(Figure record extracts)
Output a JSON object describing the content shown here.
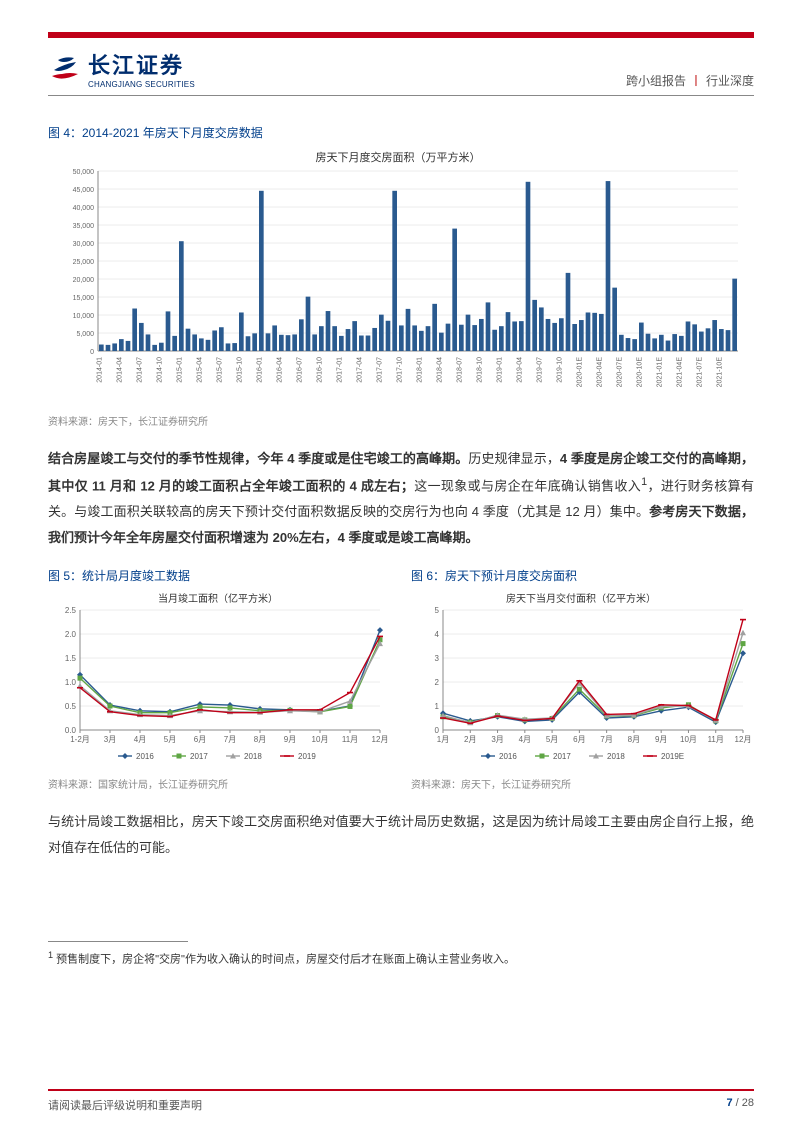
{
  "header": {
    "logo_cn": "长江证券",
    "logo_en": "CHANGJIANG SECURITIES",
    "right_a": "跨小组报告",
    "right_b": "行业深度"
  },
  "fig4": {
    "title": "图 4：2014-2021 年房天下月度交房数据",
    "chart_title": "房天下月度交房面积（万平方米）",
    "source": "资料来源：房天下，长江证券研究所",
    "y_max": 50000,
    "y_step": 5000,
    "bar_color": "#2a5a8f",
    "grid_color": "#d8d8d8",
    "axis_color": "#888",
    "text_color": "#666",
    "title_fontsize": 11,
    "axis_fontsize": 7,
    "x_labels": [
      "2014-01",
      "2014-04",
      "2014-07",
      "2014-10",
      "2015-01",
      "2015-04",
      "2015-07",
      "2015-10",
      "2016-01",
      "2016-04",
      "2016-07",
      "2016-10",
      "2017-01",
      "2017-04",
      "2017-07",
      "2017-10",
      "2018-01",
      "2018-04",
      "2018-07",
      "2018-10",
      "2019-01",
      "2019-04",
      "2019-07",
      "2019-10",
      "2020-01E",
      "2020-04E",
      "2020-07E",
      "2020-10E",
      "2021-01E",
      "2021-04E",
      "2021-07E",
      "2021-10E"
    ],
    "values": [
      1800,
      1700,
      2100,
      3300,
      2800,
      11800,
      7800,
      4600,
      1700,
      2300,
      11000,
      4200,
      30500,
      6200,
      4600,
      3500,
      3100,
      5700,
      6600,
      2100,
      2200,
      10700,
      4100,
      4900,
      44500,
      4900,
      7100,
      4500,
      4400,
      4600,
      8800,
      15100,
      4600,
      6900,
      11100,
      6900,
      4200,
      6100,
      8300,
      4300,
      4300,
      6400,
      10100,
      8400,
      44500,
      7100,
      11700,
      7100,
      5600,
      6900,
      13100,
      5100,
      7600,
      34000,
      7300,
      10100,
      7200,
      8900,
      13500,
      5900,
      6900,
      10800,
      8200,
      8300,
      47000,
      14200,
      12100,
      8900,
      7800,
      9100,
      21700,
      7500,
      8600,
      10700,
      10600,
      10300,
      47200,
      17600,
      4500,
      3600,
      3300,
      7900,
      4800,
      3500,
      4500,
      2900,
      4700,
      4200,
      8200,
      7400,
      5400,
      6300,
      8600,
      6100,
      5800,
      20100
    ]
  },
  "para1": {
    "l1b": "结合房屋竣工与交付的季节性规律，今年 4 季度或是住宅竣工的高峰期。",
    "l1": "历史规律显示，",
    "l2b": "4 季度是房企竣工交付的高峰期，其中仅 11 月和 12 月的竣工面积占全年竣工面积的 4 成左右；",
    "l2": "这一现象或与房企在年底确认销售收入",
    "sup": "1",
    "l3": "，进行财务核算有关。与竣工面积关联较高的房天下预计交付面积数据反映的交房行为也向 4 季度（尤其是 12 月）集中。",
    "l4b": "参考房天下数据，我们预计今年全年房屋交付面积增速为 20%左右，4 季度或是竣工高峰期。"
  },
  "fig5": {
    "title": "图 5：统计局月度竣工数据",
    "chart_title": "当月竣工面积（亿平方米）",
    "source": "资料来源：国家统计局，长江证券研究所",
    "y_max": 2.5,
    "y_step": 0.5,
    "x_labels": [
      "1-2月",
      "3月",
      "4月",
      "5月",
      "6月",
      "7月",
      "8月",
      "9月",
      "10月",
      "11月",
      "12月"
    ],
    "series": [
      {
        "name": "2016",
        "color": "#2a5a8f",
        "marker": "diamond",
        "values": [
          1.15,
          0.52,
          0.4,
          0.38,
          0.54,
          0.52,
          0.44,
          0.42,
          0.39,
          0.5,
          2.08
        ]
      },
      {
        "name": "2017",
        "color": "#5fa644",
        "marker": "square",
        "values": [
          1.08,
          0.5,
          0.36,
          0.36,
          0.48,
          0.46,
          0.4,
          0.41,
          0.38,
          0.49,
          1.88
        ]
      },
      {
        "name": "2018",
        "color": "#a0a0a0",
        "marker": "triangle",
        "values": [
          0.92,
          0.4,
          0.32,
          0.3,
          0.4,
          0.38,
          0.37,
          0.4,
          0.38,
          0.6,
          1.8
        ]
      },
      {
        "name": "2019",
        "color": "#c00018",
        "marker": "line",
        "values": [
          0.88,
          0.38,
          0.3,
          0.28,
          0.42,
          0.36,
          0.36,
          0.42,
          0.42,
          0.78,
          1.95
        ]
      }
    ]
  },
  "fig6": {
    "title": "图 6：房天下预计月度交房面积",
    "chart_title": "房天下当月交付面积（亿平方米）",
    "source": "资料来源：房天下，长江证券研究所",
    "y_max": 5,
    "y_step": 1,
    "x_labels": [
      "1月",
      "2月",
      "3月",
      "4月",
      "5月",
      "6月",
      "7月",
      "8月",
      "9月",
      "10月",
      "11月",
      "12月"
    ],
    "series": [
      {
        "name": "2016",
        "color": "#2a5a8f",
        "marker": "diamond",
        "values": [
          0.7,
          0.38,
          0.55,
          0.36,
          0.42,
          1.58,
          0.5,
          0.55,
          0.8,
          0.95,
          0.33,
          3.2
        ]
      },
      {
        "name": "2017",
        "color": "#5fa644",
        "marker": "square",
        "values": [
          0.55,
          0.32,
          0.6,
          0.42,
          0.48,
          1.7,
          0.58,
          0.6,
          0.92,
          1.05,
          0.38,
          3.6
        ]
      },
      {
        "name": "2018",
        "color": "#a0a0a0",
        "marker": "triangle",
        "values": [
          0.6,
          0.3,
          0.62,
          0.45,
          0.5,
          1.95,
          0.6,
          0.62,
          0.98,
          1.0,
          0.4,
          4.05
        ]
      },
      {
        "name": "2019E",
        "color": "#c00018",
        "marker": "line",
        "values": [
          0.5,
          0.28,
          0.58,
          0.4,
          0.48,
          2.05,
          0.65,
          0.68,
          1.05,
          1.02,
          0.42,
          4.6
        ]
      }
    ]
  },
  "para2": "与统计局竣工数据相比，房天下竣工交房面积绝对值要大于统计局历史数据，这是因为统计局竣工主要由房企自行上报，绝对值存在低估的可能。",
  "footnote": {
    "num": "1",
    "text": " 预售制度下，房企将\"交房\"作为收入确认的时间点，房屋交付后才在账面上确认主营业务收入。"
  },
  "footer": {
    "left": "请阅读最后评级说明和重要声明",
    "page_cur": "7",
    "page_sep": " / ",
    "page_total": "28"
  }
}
--
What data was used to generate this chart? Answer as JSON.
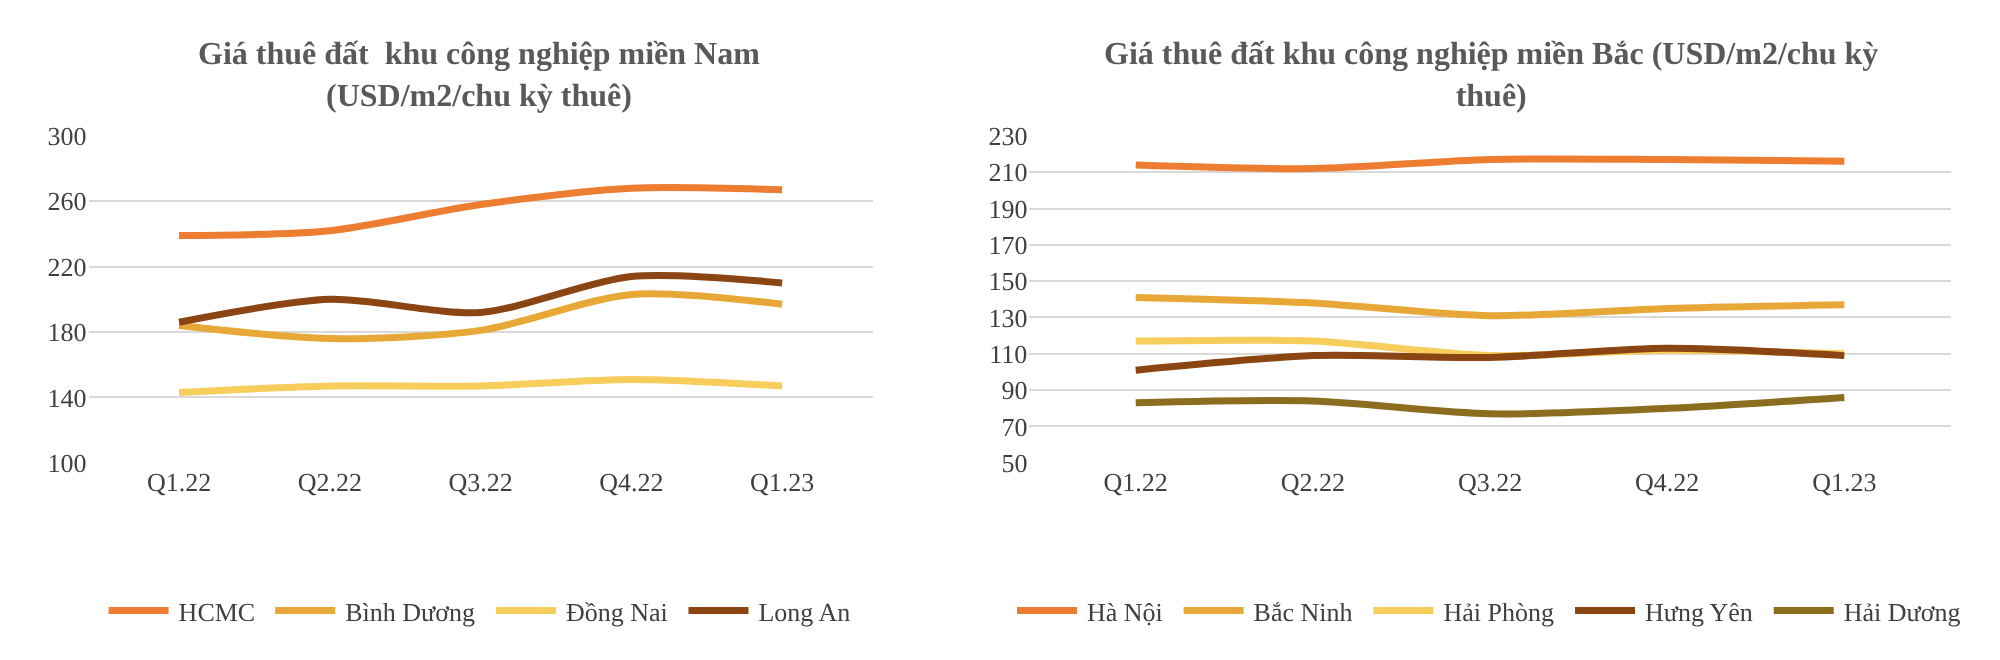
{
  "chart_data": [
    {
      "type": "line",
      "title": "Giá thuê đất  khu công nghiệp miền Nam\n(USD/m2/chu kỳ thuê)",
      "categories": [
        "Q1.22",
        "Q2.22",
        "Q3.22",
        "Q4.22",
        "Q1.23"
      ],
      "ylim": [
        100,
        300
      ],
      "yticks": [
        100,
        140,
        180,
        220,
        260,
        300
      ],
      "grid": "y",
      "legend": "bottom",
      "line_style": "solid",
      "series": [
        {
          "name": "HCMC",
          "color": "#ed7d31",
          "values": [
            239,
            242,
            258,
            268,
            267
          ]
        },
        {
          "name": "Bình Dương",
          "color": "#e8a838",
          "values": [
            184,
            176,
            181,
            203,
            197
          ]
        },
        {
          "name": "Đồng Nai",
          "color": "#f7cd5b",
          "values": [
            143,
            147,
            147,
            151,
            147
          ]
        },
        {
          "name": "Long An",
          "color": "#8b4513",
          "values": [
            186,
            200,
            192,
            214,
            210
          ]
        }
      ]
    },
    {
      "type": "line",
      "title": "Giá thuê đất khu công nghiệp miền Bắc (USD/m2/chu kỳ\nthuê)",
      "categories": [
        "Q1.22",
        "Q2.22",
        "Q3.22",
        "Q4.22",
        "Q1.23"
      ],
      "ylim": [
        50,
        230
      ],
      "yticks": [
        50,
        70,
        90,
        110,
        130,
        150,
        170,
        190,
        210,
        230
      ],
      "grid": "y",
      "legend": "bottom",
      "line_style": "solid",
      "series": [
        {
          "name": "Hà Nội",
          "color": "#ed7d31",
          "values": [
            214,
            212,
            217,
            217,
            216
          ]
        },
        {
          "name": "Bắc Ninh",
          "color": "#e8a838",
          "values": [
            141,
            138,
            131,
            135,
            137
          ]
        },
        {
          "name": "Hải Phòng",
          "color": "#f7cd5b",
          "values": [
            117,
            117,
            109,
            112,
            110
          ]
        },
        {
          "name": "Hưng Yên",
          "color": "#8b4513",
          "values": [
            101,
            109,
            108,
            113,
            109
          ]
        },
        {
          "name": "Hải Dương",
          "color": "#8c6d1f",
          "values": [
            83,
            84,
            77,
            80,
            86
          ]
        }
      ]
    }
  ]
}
...
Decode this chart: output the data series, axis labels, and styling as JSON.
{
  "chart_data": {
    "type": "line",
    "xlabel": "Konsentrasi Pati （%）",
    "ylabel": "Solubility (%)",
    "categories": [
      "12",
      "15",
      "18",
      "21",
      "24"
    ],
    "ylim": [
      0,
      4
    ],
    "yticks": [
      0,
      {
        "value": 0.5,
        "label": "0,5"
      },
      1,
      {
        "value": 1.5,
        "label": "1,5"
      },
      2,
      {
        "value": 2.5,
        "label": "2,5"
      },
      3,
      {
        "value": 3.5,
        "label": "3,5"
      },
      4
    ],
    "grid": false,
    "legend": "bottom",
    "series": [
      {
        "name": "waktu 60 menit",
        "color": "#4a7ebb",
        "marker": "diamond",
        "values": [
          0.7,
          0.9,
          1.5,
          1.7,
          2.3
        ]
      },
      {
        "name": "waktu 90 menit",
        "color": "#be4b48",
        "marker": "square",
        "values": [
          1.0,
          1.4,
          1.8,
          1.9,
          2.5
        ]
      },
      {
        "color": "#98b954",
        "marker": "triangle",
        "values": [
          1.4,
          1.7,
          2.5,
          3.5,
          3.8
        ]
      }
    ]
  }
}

Written problem - Copy, from the material above, each line in which the string "công" occurs.

Right answer -
      "title": "Giá thuê đất  khu công nghiệp miền Nam\n(USD/m2/chu kỳ thuê)",
      "title": "Giá thuê đất khu công nghiệp miền Bắc (USD/m2/chu kỳ\nthuê)",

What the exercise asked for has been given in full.